Brief: Repeat the listing word for word. No pictures belong in the copy.

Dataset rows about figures
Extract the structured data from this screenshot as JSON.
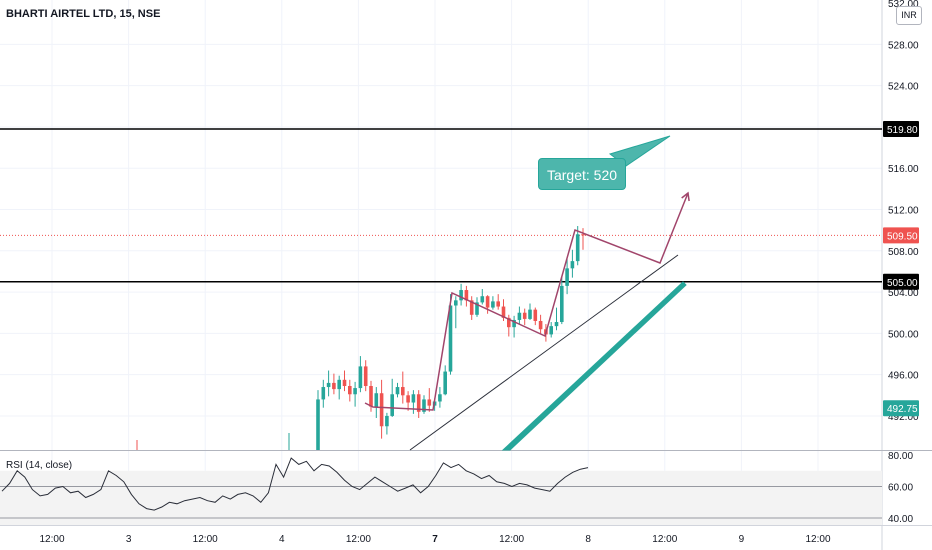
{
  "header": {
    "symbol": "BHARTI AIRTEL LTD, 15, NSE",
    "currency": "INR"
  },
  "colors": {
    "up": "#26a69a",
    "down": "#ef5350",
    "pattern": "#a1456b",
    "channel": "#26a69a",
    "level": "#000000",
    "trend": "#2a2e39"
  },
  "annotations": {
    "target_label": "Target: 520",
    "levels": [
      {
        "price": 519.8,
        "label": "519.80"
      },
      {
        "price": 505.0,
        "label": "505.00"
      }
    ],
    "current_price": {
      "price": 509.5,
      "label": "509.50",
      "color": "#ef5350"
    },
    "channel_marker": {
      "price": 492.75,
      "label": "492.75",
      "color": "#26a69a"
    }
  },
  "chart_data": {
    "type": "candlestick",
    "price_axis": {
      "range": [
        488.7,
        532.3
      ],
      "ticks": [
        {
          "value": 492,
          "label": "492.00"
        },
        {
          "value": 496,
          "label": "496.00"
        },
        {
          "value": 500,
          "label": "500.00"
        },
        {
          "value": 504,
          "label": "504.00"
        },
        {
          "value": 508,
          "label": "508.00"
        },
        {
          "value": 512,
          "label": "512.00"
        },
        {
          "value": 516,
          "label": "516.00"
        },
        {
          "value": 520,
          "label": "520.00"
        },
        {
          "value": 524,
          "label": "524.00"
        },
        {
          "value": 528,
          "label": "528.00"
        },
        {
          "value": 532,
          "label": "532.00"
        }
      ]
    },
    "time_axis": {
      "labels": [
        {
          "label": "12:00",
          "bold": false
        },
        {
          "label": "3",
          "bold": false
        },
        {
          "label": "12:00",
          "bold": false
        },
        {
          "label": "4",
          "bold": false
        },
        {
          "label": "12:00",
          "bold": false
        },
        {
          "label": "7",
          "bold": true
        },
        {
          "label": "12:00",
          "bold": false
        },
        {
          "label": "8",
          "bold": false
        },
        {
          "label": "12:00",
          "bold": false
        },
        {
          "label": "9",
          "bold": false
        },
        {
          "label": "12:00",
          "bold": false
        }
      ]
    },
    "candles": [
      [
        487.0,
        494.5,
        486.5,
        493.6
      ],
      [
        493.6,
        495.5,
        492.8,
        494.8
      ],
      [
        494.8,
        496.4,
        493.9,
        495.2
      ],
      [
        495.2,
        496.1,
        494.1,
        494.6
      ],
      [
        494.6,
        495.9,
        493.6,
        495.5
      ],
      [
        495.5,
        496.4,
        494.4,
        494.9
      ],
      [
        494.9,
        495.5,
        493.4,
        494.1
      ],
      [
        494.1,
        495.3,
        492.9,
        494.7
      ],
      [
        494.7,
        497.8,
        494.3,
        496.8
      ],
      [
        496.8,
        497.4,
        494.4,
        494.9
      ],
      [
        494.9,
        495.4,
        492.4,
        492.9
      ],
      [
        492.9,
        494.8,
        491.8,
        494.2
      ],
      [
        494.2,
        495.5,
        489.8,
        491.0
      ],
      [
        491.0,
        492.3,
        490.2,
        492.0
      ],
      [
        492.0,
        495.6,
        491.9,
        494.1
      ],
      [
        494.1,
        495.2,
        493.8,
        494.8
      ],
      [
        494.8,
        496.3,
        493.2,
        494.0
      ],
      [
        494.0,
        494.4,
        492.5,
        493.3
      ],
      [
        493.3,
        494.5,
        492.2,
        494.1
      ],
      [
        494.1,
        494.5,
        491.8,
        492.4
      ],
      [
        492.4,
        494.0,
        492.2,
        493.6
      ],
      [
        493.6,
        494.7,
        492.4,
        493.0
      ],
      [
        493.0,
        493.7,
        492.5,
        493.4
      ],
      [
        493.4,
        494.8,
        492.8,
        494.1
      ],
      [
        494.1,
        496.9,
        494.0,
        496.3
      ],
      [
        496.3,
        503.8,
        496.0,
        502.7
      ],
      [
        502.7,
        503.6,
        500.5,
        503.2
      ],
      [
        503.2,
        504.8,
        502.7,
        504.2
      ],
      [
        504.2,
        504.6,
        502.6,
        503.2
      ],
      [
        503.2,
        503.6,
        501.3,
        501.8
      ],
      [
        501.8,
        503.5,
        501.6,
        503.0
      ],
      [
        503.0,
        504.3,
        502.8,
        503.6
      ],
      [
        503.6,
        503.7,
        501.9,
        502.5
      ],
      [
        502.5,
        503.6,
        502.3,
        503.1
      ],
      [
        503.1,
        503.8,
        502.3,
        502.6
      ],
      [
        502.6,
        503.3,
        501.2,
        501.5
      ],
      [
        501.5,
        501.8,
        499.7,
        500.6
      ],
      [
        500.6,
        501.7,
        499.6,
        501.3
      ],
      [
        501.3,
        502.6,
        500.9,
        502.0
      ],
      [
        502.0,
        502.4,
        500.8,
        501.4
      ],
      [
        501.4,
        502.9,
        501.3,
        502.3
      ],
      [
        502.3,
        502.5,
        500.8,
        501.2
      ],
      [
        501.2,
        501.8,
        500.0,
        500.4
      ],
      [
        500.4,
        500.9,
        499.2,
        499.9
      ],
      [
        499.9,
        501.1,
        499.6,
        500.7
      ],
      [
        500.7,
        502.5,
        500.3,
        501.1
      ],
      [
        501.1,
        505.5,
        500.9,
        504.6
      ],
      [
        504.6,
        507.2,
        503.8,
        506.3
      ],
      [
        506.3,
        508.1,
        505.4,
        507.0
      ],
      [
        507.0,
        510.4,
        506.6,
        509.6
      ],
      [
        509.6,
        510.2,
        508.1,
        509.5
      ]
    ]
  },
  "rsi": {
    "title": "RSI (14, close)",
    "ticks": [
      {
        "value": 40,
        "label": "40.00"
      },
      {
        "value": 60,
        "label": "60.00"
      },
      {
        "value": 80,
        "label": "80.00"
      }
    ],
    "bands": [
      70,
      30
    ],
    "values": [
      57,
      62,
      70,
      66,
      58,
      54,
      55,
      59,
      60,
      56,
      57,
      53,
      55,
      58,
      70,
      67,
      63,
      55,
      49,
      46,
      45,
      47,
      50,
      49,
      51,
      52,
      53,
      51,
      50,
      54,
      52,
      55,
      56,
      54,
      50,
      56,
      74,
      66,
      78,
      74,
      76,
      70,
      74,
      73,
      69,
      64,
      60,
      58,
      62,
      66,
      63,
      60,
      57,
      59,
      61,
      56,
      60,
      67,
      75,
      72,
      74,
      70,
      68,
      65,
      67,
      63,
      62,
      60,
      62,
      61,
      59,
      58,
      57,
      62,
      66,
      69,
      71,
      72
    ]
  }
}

The output:
Extract the structured data from this screenshot as JSON.
{
  "header": {
    "symbol": "BHARTI AIRTEL LTD, 15, NSE",
    "currency": "INR"
  },
  "colors": {
    "up": "#26a69a",
    "down": "#ef5350",
    "pattern": "#a1456b",
    "channel": "#26a69a",
    "level": "#000000",
    "trend": "#2a2e39"
  },
  "annotations": {
    "target_label": "Target: 520",
    "levels": [
      {
        "price": 519.8,
        "label": "519.80"
      },
      {
        "price": 505.0,
        "label": "505.00"
      }
    ],
    "current_price": {
      "price": 509.5,
      "label": "509.50",
      "color": "#ef5350"
    },
    "channel_marker": {
      "price": 492.75,
      "label": "492.75",
      "color": "#26a69a"
    }
  },
  "chart_data": {
    "type": "candlestick",
    "price_axis": {
      "range": [
        488.7,
        532.3
      ],
      "ticks": [
        {
          "value": 492,
          "label": "492.00"
        },
        {
          "value": 496,
          "label": "496.00"
        },
        {
          "value": 500,
          "label": "500.00"
        },
        {
          "value": 504,
          "label": "504.00"
        },
        {
          "value": 508,
          "label": "508.00"
        },
        {
          "value": 512,
          "label": "512.00"
        },
        {
          "value": 516,
          "label": "516.00"
        },
        {
          "value": 520,
          "label": "520.00"
        },
        {
          "value": 524,
          "label": "524.00"
        },
        {
          "value": 528,
          "label": "528.00"
        },
        {
          "value": 532,
          "label": "532.00"
        }
      ]
    },
    "time_axis": {
      "labels": [
        {
          "label": "12:00",
          "bold": false
        },
        {
          "label": "3",
          "bold": false
        },
        {
          "label": "12:00",
          "bold": false
        },
        {
          "label": "4",
          "bold": false
        },
        {
          "label": "12:00",
          "bold": false
        },
        {
          "label": "7",
          "bold": true
        },
        {
          "label": "12:00",
          "bold": false
        },
        {
          "label": "8",
          "bold": false
        },
        {
          "label": "12:00",
          "bold": false
        },
        {
          "label": "9",
          "bold": false
        },
        {
          "label": "12:00",
          "bold": false
        }
      ]
    },
    "candles": [
      [
        487.0,
        494.5,
        486.5,
        493.6
      ],
      [
        493.6,
        495.5,
        492.8,
        494.8
      ],
      [
        494.8,
        496.4,
        493.9,
        495.2
      ],
      [
        495.2,
        496.1,
        494.1,
        494.6
      ],
      [
        494.6,
        495.9,
        493.6,
        495.5
      ],
      [
        495.5,
        496.4,
        494.4,
        494.9
      ],
      [
        494.9,
        495.5,
        493.4,
        494.1
      ],
      [
        494.1,
        495.3,
        492.9,
        494.7
      ],
      [
        494.7,
        497.8,
        494.3,
        496.8
      ],
      [
        496.8,
        497.4,
        494.4,
        494.9
      ],
      [
        494.9,
        495.4,
        492.4,
        492.9
      ],
      [
        492.9,
        494.8,
        491.8,
        494.2
      ],
      [
        494.2,
        495.5,
        489.8,
        491.0
      ],
      [
        491.0,
        492.3,
        490.2,
        492.0
      ],
      [
        492.0,
        495.6,
        491.9,
        494.1
      ],
      [
        494.1,
        495.2,
        493.8,
        494.8
      ],
      [
        494.8,
        496.3,
        493.2,
        494.0
      ],
      [
        494.0,
        494.4,
        492.5,
        493.3
      ],
      [
        493.3,
        494.5,
        492.2,
        494.1
      ],
      [
        494.1,
        494.5,
        491.8,
        492.4
      ],
      [
        492.4,
        494.0,
        492.2,
        493.6
      ],
      [
        493.6,
        494.7,
        492.4,
        493.0
      ],
      [
        493.0,
        493.7,
        492.5,
        493.4
      ],
      [
        493.4,
        494.8,
        492.8,
        494.1
      ],
      [
        494.1,
        496.9,
        494.0,
        496.3
      ],
      [
        496.3,
        503.8,
        496.0,
        502.7
      ],
      [
        502.7,
        503.6,
        500.5,
        503.2
      ],
      [
        503.2,
        504.8,
        502.7,
        504.2
      ],
      [
        504.2,
        504.6,
        502.6,
        503.2
      ],
      [
        503.2,
        503.6,
        501.3,
        501.8
      ],
      [
        501.8,
        503.5,
        501.6,
        503.0
      ],
      [
        503.0,
        504.3,
        502.8,
        503.6
      ],
      [
        503.6,
        503.7,
        501.9,
        502.5
      ],
      [
        502.5,
        503.6,
        502.3,
        503.1
      ],
      [
        503.1,
        503.8,
        502.3,
        502.6
      ],
      [
        502.6,
        503.3,
        501.2,
        501.5
      ],
      [
        501.5,
        501.8,
        499.7,
        500.6
      ],
      [
        500.6,
        501.7,
        499.6,
        501.3
      ],
      [
        501.3,
        502.6,
        500.9,
        502.0
      ],
      [
        502.0,
        502.4,
        500.8,
        501.4
      ],
      [
        501.4,
        502.9,
        501.3,
        502.3
      ],
      [
        502.3,
        502.5,
        500.8,
        501.2
      ],
      [
        501.2,
        501.8,
        500.0,
        500.4
      ],
      [
        500.4,
        500.9,
        499.2,
        499.9
      ],
      [
        499.9,
        501.1,
        499.6,
        500.7
      ],
      [
        500.7,
        502.5,
        500.3,
        501.1
      ],
      [
        501.1,
        505.5,
        500.9,
        504.6
      ],
      [
        504.6,
        507.2,
        503.8,
        506.3
      ],
      [
        506.3,
        508.1,
        505.4,
        507.0
      ],
      [
        507.0,
        510.4,
        506.6,
        509.6
      ],
      [
        509.6,
        510.2,
        508.1,
        509.5
      ]
    ]
  },
  "rsi": {
    "title": "RSI (14, close)",
    "ticks": [
      {
        "value": 40,
        "label": "40.00"
      },
      {
        "value": 60,
        "label": "60.00"
      },
      {
        "value": 80,
        "label": "80.00"
      }
    ],
    "bands": [
      70,
      30
    ],
    "values": [
      57,
      62,
      70,
      66,
      58,
      54,
      55,
      59,
      60,
      56,
      57,
      53,
      55,
      58,
      70,
      67,
      63,
      55,
      49,
      46,
      45,
      47,
      50,
      49,
      51,
      52,
      53,
      51,
      50,
      54,
      52,
      55,
      56,
      54,
      50,
      56,
      74,
      66,
      78,
      74,
      76,
      70,
      74,
      73,
      69,
      64,
      60,
      58,
      62,
      66,
      63,
      60,
      57,
      59,
      61,
      56,
      60,
      67,
      75,
      72,
      74,
      70,
      68,
      65,
      67,
      63,
      62,
      60,
      62,
      61,
      59,
      58,
      57,
      62,
      66,
      69,
      71,
      72
    ]
  }
}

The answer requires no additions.